== Problem details ==
Go over the entries below line by line, copying each one that contains the word "Closed".

[Saved data entries]
* * *
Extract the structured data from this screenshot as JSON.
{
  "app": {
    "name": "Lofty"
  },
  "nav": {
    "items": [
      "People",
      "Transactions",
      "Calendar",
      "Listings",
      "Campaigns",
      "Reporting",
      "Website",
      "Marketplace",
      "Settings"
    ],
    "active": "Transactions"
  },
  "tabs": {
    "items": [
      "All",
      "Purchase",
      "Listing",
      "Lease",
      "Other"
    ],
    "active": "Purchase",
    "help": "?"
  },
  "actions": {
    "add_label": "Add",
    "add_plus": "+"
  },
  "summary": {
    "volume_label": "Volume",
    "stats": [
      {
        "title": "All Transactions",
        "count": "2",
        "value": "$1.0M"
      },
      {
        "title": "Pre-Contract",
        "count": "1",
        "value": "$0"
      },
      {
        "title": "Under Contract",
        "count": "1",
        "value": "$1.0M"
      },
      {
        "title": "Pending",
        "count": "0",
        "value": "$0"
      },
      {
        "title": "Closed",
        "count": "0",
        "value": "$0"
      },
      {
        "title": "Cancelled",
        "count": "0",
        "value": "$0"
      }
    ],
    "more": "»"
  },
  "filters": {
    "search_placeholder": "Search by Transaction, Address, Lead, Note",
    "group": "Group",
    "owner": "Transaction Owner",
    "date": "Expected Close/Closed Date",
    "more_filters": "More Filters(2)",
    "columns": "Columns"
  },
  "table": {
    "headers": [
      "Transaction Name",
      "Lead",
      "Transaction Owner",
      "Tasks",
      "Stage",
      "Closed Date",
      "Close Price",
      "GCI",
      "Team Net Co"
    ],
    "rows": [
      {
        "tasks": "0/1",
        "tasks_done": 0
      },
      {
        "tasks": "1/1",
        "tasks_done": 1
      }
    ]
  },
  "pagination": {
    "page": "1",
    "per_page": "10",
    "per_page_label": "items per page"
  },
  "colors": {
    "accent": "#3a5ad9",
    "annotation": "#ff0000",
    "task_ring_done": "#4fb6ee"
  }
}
* * *
== Solution for this problem ==
        "title": "Closed",
    "date": "Expected Close/Closed Date",
      "Closed Date",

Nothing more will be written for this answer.